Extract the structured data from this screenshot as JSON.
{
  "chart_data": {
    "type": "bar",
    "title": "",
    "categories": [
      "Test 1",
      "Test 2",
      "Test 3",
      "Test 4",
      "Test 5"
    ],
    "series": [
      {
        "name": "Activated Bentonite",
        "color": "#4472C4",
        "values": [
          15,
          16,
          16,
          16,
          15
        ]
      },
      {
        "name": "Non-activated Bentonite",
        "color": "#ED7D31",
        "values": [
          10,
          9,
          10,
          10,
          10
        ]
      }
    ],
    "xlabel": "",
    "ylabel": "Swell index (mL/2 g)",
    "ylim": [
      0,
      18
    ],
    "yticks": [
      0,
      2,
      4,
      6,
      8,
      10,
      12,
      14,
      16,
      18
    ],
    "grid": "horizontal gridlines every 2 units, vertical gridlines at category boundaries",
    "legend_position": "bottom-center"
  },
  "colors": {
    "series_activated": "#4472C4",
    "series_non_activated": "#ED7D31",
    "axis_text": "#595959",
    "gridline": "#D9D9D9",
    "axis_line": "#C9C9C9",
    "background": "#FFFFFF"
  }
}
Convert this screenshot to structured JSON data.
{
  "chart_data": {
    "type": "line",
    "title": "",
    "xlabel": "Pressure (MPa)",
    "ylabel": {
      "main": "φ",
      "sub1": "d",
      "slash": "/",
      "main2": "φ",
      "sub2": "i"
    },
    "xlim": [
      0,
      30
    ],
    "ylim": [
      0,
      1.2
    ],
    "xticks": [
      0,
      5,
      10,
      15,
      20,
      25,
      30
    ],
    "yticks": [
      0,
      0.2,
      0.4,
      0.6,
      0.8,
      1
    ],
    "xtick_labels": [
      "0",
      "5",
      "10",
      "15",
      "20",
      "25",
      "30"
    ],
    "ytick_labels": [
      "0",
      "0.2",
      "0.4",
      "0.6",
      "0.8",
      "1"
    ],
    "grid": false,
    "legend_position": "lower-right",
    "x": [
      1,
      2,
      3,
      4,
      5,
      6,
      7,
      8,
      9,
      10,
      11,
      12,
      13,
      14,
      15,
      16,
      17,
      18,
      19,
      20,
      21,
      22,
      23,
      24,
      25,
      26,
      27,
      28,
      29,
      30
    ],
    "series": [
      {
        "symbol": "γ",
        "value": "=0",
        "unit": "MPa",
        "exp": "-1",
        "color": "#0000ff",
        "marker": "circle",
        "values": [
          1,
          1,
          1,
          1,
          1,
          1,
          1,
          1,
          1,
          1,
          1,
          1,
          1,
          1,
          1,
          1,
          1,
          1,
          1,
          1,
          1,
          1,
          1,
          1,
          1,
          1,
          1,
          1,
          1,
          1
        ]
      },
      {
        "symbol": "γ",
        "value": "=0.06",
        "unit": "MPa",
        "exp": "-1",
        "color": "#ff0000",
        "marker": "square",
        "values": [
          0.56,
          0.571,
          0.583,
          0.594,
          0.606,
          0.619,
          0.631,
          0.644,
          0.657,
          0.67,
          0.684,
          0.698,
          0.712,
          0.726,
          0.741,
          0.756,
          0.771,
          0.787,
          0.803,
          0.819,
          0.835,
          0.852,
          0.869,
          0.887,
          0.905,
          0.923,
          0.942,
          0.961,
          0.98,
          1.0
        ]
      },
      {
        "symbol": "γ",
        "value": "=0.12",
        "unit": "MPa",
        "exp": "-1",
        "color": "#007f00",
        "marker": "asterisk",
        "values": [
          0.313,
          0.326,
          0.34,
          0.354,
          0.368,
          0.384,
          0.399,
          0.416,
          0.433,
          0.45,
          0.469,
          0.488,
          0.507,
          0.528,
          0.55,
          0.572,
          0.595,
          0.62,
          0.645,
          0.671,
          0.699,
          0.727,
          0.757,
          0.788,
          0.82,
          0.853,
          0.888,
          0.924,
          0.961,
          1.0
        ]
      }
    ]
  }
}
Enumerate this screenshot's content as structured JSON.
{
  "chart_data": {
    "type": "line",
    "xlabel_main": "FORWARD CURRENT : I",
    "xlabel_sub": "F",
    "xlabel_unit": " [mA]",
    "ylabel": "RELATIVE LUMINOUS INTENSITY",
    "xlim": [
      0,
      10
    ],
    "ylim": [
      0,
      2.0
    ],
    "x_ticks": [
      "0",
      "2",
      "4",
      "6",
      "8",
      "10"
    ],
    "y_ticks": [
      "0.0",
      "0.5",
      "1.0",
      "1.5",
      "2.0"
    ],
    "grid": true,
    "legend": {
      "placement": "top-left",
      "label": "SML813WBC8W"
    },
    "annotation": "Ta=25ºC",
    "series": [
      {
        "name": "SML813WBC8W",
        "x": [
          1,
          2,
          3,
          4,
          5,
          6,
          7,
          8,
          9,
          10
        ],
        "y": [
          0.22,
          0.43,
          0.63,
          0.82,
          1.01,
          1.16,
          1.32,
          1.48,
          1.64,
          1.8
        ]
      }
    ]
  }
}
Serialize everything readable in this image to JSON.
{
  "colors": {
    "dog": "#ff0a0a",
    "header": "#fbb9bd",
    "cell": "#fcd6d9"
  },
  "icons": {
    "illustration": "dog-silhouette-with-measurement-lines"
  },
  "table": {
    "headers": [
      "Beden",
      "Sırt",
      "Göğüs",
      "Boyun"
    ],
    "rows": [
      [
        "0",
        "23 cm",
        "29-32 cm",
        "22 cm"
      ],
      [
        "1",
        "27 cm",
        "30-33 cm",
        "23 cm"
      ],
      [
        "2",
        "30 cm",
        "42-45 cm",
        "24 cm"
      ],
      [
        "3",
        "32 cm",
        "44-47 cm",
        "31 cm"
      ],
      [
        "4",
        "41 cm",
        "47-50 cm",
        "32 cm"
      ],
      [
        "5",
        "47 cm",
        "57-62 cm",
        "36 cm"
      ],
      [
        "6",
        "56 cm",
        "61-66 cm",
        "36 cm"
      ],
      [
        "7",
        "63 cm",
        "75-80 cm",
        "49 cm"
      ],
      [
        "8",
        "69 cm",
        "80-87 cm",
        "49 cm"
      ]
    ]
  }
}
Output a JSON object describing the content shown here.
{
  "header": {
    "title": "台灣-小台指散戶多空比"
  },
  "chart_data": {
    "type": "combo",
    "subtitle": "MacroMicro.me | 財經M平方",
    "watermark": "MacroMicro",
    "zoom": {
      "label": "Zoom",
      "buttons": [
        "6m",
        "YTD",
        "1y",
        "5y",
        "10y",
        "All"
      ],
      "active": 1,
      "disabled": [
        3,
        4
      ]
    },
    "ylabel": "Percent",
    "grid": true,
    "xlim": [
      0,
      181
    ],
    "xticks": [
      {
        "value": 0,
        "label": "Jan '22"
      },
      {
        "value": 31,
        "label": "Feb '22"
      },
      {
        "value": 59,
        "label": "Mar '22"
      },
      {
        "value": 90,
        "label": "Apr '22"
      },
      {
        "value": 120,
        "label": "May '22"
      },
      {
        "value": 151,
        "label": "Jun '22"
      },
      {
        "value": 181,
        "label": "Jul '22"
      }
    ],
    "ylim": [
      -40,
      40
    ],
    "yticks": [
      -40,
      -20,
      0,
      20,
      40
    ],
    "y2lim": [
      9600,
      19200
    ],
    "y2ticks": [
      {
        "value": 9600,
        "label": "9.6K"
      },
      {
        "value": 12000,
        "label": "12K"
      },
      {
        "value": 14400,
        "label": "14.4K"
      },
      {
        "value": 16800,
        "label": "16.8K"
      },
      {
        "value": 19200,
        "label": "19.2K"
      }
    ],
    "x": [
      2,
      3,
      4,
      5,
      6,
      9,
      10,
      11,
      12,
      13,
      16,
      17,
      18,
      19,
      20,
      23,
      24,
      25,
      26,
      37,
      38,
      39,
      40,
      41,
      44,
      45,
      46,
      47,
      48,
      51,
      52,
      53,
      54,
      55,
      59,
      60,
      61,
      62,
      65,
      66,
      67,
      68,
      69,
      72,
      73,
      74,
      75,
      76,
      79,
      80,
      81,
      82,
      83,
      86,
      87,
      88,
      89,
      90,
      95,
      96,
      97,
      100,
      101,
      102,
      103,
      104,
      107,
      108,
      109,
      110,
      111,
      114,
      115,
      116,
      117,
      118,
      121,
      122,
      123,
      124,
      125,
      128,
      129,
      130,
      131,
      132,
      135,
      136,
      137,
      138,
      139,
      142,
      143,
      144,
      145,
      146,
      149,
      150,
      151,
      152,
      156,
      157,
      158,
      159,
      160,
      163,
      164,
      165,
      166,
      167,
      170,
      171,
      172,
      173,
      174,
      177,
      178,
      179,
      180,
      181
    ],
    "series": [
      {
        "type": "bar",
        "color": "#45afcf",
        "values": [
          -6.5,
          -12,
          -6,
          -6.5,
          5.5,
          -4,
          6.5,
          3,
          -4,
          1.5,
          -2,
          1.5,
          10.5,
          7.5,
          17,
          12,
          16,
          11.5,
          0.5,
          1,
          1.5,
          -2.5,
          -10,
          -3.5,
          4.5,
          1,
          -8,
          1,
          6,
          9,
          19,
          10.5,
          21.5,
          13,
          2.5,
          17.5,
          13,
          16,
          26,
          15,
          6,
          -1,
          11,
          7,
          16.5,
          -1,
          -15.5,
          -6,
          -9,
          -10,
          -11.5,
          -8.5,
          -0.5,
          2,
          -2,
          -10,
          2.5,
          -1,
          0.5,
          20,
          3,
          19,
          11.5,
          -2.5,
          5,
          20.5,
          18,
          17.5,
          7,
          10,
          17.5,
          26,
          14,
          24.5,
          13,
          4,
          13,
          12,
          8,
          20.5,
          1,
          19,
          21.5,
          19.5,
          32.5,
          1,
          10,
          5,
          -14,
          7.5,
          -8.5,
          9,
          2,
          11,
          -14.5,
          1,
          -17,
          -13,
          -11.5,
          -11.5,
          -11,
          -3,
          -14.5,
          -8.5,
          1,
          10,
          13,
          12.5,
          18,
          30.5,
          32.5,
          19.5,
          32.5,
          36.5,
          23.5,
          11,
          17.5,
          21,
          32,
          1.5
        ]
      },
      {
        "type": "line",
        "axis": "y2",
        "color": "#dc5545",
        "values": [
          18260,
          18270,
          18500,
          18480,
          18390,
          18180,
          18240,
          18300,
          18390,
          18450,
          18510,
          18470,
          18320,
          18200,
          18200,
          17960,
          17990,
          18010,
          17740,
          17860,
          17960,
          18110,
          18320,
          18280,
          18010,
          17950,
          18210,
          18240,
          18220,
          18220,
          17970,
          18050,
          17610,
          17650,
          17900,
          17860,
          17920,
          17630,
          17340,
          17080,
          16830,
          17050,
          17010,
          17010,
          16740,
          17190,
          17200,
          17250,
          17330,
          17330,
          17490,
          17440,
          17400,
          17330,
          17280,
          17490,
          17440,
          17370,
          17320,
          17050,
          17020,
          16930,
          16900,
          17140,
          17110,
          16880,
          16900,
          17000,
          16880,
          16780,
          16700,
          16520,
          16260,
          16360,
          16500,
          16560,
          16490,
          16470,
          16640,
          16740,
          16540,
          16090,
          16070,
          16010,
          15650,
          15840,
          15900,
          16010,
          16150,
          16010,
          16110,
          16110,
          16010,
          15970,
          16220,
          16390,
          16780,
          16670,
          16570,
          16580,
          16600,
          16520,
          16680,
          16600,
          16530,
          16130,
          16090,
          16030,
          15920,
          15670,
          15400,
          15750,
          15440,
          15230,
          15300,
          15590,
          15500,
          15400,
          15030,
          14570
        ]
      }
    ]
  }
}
------------------------------------------------------------
◆ THE TASK
Select and copy every line from the records that includes the word "content".

◆ ANSWER TO THE PROBLEM
Enumerate this screenshot's content as structured JSON.
Output a JSON object describing the content shown here.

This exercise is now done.